Stored data:
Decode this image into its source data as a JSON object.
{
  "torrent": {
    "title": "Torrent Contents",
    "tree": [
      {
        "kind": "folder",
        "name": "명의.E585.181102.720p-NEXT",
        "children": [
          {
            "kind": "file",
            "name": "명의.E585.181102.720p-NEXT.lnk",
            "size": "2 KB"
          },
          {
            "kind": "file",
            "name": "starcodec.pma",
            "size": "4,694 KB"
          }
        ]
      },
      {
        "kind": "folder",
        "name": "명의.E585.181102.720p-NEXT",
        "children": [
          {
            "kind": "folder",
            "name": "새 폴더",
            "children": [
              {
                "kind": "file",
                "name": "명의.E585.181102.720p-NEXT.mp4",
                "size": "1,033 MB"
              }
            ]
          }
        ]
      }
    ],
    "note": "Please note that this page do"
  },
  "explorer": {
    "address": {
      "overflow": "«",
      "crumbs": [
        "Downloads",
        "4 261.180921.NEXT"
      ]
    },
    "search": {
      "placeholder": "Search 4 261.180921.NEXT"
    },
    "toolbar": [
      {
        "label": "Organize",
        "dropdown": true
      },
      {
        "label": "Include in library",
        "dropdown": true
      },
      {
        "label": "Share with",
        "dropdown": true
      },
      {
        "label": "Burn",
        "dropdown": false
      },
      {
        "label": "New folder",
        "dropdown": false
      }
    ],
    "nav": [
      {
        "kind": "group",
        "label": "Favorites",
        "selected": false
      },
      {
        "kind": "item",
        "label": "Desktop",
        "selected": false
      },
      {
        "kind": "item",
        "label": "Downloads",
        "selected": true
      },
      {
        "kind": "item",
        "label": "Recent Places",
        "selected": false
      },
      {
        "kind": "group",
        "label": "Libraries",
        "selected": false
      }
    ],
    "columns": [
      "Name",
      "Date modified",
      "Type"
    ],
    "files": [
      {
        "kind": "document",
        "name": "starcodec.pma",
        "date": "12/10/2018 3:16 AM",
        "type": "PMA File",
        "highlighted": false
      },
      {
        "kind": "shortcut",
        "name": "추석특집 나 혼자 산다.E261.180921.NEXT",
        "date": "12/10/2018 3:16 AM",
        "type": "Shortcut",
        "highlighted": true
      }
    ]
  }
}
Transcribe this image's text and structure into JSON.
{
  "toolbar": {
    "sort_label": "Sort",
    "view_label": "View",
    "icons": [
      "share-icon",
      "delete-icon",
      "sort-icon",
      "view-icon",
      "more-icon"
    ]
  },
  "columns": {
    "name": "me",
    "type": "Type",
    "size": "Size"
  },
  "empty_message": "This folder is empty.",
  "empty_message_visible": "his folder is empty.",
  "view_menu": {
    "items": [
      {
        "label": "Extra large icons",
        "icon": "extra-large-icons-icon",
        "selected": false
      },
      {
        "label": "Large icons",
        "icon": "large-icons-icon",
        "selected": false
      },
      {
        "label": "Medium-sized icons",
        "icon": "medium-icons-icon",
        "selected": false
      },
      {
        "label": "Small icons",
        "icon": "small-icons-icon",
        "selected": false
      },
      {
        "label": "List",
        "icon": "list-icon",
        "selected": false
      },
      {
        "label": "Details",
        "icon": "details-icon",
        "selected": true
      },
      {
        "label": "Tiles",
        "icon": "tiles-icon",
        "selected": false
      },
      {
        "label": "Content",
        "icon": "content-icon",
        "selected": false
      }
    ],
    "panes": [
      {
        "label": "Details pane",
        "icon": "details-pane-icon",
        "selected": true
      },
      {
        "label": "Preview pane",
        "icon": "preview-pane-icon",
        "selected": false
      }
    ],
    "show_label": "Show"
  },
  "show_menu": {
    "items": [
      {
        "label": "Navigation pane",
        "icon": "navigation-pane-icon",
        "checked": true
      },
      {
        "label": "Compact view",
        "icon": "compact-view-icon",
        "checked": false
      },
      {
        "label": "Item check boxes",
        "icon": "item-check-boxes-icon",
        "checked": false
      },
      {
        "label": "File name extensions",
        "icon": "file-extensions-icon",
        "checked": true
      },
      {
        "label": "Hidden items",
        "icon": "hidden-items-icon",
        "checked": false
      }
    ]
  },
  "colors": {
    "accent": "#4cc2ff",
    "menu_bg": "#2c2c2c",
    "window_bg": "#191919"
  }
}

■ Given task
Review the material and copy each line in which the word "boxes" appears.

■ Full answer
        "label": "Item check boxes",
        "icon": "item-check-boxes-icon",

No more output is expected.